### EXERCISE
Take from the listing each line that has the string "Halloran".

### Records
-----

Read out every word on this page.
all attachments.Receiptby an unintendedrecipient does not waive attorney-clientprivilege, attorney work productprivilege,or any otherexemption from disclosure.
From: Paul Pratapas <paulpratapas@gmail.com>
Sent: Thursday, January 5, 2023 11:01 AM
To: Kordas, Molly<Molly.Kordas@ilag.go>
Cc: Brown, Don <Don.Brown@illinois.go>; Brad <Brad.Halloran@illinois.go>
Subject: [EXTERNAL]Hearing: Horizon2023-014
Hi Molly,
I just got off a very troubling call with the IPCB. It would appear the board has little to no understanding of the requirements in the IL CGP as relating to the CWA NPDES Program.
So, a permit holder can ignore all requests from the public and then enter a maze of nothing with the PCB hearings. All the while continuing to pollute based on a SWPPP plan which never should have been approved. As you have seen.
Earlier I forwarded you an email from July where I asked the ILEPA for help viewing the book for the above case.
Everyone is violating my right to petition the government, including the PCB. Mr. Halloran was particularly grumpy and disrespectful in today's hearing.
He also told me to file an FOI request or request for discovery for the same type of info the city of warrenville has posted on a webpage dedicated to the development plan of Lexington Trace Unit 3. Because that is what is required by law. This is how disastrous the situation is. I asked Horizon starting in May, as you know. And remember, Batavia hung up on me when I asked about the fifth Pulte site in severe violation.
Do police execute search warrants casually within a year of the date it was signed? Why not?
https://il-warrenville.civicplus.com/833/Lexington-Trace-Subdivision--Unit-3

-----

### WRITTEN REPLY
Cc: Brown, Don <Don.Brown@illinois.go>; Brad <Brad.Halloran@illinois.go>
Everyone is violating my right to petition the government, including the PCB. Mr. Halloran was particularly grumpy and disrespectful in today's hearing.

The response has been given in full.